## What this task involves
Each entry needs to be restated exactly as written.

## Records for this task
^^^^
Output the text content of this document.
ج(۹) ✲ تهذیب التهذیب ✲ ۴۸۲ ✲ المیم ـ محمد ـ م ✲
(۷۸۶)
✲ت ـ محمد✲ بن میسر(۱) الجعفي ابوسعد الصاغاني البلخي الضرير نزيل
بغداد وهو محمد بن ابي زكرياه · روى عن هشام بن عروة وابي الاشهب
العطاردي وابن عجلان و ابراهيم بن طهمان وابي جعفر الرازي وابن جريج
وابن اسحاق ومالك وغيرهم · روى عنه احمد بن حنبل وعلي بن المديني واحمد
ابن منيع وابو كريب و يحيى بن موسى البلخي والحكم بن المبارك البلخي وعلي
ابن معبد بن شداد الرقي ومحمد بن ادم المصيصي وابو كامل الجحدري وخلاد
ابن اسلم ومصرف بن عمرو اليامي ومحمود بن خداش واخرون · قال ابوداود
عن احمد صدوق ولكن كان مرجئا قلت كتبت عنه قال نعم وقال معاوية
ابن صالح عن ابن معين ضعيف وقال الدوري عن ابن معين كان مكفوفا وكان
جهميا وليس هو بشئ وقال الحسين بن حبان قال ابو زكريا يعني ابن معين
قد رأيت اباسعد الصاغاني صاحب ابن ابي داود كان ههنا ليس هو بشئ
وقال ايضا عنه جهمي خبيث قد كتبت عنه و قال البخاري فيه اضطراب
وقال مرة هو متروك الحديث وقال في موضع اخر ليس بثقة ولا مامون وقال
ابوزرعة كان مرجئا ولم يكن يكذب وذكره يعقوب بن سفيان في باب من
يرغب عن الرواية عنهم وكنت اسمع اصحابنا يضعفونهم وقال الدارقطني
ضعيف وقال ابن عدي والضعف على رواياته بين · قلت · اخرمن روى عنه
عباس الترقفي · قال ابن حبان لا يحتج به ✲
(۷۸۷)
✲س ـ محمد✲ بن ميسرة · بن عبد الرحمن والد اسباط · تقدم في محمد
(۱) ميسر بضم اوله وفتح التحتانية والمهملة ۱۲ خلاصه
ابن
^^^^
## Problem solution
Output the text content of this document.
ج(۹) ✲ تهذیب التهذیب ✲ ۴۸۲ ✲ المیم ـ محمد ـ م ✲
(۷۸۶)
✲ت ـ محمد✲ بن میسر(۱) الجعفي ابوسعد الصاغاني البلخي الضرير نزيل
بغداد وهو محمد بن ابي زكرياه · روى عن هشام بن عروة وابي الاشهب
العطاردي وابن عجلان و ابراهيم بن طهمان وابي جعفر الرازي وابن جريج
وابن اسحاق ومالك وغيرهم · روى عنه احمد بن حنبل وعلي بن المديني واحمد
ابن منيع وابو كريب و يحيى بن موسى البلخي والحكم بن المبارك البلخي وعلي
ابن معبد بن شداد الرقي ومحمد بن ادم المصيصي وابو كامل الجحدري وخلاد
ابن اسلم ومصرف بن عمرو اليامي ومحمود بن خداش واخرون · قال ابوداود
عن احمد صدوق ولكن كان مرجئا قلت كتبت عنه قال نعم وقال معاوية
ابن صالح عن ابن معين ضعيف وقال الدوري عن ابن معين كان مكفوفا وكان
جهميا وليس هو بشئ وقال الحسين بن حبان قال ابو زكريا يعني ابن معين
قد رأيت اباسعد الصاغاني صاحب ابن ابي داود كان ههنا ليس هو بشئ
وقال ايضا عنه جهمي خبيث قد كتبت عنه و قال البخاري فيه اضطراب
وقال مرة هو متروك الحديث وقال في موضع اخر ليس بثقة ولا مامون وقال
ابوزرعة كان مرجئا ولم يكن يكذب وذكره يعقوب بن سفيان في باب من
يرغب عن الرواية عنهم وكنت اسمع اصحابنا يضعفونهم وقال الدارقطني
ضعيف وقال ابن عدي والضعف على رواياته بين · قلت · اخرمن روى عنه
عباس الترقفي · قال ابن حبان لا يحتج به ✲
(۷۸۷)
✲س ـ محمد✲ بن ميسرة · بن عبد الرحمن والد اسباط · تقدم في محمد
(۱) ميسر بضم اوله وفتح التحتانية والمهملة ۱۲ خلاصه
ابن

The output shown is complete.